THE REQUEST —
Across all the lines below, how many contain the string "edges"? Please reply with the number only.

LISTING —
[start]

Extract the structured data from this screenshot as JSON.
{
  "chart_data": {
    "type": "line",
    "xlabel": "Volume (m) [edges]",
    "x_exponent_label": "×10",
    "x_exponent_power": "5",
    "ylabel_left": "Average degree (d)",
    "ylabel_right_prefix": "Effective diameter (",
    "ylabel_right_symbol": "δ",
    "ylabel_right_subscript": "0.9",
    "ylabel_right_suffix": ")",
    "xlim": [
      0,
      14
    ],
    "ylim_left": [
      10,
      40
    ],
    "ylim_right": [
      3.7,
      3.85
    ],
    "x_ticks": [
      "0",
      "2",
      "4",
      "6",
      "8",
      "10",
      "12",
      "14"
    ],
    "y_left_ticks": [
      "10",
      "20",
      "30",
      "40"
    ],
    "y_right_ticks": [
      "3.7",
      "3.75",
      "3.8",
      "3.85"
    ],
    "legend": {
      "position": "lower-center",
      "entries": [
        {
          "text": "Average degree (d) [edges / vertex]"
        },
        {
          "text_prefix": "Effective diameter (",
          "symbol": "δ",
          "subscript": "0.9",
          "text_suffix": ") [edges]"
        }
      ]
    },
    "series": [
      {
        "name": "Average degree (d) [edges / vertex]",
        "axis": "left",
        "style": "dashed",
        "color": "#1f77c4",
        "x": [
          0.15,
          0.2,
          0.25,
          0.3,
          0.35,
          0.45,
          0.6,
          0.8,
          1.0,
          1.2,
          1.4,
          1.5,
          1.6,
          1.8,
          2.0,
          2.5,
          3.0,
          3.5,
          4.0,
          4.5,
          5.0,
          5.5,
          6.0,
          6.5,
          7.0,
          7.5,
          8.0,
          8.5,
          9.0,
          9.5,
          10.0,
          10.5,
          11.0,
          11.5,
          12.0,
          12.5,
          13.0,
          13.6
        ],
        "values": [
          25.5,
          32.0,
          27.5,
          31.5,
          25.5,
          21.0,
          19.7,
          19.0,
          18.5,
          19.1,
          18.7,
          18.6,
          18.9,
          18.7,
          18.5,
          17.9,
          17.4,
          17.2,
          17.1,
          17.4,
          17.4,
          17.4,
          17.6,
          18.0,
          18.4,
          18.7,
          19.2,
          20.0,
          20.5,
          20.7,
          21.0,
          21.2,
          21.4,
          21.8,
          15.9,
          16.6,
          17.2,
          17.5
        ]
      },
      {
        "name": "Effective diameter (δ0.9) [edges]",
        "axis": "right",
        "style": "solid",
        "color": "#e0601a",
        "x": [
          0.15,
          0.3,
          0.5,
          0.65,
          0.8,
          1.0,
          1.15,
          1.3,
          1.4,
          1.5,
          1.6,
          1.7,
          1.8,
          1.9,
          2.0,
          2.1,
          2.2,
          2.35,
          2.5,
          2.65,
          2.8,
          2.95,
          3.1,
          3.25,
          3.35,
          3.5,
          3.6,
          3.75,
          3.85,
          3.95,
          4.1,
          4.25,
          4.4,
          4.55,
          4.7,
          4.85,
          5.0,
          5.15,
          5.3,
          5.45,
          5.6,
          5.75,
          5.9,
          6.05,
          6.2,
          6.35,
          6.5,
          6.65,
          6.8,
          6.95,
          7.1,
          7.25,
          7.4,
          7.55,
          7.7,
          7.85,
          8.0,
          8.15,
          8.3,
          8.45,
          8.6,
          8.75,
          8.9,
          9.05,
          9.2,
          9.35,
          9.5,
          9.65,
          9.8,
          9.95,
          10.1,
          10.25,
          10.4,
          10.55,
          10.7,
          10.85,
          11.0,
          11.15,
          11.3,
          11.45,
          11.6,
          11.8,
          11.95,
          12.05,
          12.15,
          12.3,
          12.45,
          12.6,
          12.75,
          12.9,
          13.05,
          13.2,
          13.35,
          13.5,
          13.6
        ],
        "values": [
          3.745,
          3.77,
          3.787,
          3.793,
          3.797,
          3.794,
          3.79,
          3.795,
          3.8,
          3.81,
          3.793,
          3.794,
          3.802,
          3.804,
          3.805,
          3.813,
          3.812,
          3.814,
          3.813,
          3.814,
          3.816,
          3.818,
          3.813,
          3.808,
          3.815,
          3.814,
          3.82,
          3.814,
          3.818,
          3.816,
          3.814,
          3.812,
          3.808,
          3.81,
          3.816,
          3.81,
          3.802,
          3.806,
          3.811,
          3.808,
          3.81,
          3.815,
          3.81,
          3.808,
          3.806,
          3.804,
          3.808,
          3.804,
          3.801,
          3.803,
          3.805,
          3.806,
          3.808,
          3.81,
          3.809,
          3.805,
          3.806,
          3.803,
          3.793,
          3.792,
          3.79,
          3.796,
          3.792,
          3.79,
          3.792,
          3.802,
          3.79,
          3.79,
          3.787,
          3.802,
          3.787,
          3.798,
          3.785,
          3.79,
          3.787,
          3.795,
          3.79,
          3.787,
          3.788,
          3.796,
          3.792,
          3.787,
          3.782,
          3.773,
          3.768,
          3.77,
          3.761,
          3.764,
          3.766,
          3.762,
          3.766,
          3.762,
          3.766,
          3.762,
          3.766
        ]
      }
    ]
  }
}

[end]

REPLY —
5